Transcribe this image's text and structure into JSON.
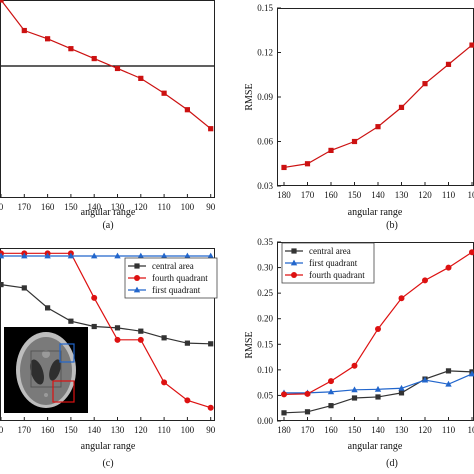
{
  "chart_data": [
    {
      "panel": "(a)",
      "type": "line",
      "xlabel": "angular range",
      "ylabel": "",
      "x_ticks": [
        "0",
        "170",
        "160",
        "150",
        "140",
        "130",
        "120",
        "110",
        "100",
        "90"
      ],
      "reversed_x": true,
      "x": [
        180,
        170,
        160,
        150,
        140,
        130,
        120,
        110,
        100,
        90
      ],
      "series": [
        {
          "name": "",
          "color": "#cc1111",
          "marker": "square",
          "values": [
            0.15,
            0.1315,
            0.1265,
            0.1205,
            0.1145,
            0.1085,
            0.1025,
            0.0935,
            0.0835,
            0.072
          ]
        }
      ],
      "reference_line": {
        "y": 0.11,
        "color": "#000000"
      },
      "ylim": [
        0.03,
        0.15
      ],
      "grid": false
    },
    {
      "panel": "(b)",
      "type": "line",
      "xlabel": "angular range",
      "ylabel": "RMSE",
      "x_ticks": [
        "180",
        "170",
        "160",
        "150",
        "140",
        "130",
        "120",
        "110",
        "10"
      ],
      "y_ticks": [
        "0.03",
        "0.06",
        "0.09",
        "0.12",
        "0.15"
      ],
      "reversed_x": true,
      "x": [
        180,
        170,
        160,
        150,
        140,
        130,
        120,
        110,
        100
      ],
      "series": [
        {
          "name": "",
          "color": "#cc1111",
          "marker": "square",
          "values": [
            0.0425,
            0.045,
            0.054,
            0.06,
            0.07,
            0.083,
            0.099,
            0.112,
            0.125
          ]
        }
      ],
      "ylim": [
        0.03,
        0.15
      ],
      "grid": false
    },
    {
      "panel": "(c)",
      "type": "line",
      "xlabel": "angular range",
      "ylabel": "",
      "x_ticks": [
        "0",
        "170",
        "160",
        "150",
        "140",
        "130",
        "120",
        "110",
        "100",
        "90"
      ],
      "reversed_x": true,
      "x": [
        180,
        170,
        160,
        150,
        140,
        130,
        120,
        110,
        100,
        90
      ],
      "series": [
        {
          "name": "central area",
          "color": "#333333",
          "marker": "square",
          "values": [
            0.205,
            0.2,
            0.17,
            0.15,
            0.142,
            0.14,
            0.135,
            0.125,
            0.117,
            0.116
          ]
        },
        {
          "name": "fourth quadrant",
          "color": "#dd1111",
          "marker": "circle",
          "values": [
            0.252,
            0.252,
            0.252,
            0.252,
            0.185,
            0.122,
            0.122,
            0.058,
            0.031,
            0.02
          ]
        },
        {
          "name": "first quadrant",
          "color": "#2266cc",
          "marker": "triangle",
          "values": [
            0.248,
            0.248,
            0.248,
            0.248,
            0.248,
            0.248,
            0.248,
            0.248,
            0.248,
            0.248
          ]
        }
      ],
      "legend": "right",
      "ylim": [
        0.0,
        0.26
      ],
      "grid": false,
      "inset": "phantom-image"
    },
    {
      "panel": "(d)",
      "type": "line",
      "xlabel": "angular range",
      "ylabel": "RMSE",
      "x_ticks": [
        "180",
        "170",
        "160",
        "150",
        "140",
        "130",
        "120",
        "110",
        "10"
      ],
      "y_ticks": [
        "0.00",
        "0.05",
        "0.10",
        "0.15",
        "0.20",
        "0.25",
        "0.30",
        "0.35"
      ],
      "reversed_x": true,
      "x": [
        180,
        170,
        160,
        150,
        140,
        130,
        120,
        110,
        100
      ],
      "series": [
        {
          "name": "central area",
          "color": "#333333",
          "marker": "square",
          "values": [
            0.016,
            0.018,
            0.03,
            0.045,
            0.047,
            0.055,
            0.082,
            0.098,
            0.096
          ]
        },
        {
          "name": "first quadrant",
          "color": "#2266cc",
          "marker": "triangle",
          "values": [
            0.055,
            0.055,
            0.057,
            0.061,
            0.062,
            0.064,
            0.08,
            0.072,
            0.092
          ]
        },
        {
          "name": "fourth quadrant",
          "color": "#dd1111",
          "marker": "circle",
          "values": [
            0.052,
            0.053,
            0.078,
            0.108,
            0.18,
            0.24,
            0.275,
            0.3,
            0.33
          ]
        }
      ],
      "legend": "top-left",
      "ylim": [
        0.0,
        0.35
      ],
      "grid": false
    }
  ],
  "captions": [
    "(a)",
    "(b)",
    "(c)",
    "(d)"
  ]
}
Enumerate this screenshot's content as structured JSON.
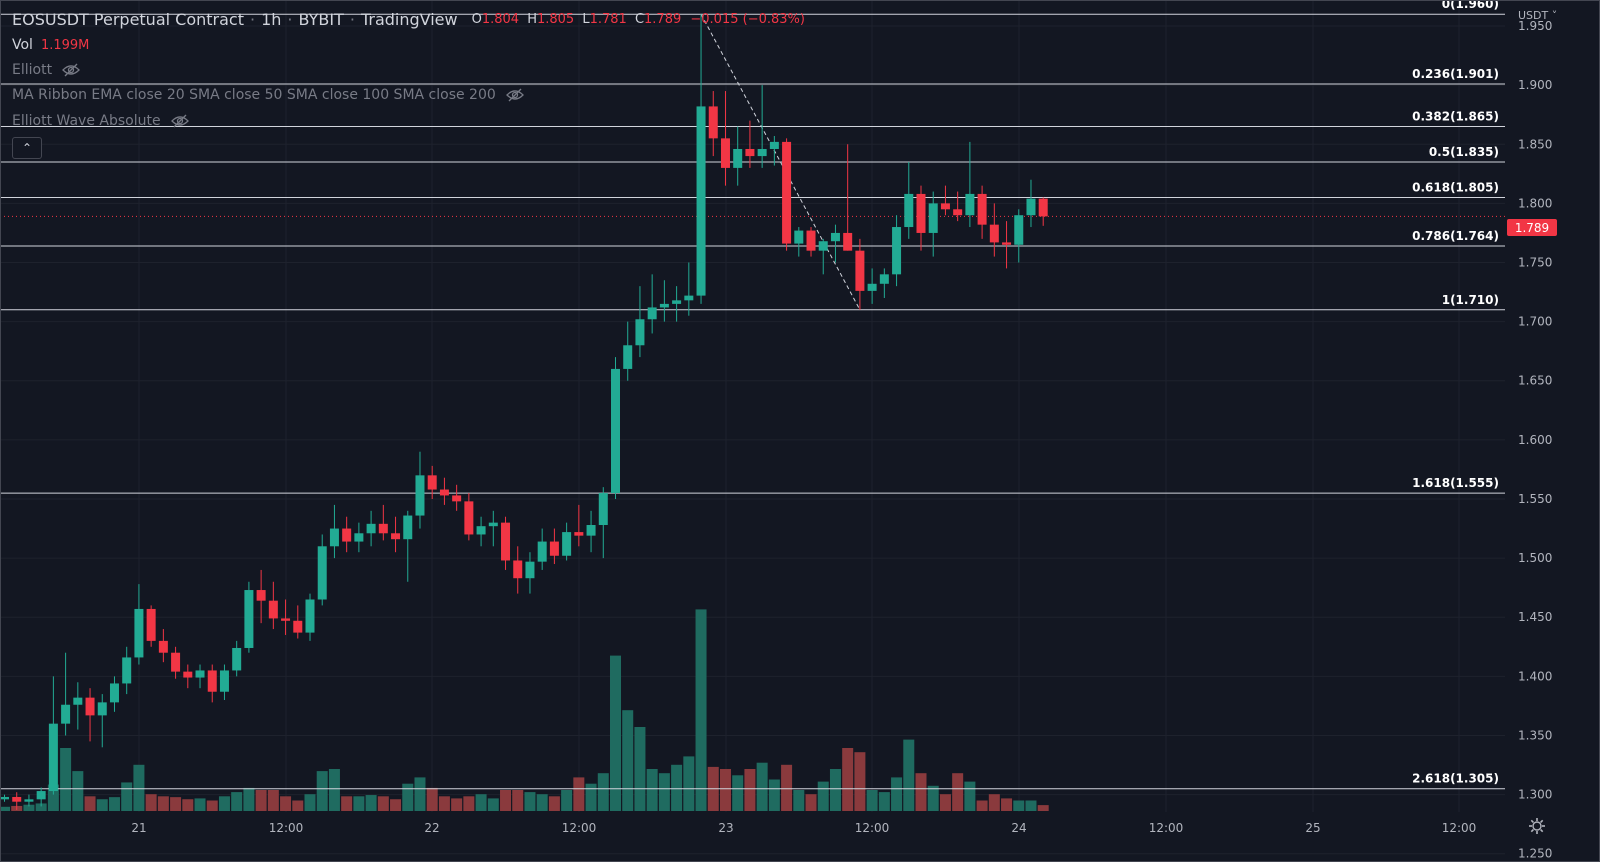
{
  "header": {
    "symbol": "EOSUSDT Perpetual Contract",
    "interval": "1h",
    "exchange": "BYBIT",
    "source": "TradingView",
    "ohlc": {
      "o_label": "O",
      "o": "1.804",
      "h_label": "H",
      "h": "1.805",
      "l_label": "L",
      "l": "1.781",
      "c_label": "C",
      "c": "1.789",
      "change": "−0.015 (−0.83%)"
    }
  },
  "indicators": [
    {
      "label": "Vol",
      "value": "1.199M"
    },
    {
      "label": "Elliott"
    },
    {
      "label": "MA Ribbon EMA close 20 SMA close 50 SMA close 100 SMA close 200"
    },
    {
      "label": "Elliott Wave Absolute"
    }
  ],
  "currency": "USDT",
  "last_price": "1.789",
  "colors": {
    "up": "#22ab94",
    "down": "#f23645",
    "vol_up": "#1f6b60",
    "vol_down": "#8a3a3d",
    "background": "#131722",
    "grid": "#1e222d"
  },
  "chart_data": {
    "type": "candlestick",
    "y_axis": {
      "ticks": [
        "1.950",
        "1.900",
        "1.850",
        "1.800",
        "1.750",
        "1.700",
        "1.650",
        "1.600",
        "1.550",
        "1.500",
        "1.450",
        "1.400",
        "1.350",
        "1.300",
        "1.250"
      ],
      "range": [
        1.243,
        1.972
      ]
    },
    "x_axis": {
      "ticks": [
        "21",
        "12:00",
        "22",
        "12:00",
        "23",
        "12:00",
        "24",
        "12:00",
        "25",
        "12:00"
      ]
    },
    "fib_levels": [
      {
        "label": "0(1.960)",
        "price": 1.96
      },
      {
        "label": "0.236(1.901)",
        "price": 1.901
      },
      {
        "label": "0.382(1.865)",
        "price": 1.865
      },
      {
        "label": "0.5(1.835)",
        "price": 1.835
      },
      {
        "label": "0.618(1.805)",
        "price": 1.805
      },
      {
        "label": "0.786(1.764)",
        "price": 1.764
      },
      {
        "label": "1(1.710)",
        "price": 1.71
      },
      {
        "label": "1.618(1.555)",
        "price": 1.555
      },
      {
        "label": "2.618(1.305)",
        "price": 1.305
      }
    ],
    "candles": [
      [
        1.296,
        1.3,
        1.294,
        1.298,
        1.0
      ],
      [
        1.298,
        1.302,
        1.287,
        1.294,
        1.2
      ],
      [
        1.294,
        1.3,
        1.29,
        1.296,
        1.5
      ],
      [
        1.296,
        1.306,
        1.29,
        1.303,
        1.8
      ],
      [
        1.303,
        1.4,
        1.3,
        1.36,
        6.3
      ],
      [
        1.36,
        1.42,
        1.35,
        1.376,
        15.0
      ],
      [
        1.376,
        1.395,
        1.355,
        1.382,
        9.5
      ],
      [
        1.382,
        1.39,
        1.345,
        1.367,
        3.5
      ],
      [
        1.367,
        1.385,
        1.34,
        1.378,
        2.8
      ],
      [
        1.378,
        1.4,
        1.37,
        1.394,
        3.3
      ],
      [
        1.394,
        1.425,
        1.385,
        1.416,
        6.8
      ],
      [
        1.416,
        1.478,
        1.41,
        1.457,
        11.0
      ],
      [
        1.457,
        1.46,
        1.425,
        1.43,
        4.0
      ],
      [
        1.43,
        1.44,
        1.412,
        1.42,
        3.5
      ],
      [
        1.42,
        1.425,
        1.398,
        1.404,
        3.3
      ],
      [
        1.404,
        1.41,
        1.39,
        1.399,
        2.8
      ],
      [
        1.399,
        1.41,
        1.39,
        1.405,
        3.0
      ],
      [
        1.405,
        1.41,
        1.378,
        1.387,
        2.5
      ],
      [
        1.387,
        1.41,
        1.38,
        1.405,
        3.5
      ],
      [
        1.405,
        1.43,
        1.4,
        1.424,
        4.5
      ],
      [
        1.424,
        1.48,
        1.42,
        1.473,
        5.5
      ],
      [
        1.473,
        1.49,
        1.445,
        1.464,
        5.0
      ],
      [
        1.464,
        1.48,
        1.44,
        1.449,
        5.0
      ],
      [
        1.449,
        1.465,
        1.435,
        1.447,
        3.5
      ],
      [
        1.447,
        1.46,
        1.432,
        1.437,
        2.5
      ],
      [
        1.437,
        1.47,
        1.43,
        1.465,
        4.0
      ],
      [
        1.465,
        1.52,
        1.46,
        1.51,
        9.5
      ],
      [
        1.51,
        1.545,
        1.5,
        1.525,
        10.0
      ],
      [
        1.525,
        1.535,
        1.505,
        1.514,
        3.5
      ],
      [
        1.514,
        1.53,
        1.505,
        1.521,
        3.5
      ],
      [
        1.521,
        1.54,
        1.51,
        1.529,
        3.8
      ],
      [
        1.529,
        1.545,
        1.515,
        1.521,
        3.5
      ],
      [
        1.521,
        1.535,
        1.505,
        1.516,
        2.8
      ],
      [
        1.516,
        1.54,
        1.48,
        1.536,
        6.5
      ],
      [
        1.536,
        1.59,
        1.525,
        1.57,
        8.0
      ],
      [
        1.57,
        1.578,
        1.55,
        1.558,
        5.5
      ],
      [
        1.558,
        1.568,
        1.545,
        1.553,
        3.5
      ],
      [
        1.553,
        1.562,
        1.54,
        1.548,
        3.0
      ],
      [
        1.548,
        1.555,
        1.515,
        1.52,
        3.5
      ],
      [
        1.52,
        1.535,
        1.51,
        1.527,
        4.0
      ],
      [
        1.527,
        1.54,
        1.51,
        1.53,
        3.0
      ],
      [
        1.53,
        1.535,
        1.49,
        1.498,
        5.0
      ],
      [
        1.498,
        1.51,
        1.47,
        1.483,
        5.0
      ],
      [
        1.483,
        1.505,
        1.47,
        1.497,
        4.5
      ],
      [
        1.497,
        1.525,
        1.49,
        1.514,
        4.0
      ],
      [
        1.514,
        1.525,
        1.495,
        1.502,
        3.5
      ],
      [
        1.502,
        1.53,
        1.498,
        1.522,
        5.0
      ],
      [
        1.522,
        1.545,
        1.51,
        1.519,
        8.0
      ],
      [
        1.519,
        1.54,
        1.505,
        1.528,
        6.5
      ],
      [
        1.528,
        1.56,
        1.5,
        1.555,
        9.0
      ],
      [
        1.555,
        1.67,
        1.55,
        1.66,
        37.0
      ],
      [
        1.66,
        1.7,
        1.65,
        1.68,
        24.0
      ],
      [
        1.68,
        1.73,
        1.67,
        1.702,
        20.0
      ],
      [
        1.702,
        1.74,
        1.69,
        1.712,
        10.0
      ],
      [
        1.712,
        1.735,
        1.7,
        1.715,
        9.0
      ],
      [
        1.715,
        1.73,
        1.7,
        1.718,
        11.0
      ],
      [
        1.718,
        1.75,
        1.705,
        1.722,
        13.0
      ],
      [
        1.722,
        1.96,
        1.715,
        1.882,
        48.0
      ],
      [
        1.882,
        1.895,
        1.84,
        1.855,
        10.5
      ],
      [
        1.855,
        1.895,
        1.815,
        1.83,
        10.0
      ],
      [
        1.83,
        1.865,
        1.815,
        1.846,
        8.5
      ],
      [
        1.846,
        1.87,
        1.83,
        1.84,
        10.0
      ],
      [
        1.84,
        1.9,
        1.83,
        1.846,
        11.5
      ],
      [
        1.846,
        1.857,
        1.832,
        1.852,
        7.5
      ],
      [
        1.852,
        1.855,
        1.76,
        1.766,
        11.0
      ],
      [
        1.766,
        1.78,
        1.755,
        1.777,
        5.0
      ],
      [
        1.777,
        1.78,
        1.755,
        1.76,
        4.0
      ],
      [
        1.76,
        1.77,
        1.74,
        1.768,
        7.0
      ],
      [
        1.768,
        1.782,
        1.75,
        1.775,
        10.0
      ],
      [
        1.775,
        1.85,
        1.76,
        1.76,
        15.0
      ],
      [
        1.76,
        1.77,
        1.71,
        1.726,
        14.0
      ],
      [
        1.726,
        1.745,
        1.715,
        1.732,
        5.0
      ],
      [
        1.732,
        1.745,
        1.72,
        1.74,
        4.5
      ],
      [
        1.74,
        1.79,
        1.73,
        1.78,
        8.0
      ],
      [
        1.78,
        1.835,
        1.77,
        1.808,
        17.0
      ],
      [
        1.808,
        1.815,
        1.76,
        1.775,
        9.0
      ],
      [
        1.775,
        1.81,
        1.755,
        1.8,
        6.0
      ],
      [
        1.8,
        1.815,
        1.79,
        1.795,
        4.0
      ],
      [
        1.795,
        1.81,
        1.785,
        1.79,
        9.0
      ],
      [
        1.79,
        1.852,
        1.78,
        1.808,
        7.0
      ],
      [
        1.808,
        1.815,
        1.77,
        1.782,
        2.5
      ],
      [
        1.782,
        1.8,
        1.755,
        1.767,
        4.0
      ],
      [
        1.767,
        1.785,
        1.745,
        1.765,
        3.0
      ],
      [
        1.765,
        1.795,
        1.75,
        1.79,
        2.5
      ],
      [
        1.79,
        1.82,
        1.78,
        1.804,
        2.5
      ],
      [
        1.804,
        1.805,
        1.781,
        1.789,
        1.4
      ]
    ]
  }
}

▶ EXERCISE DESCRIPTION: Count the lines in which the string "this" appears, then report only that figure.

▶ SOLUTION: 2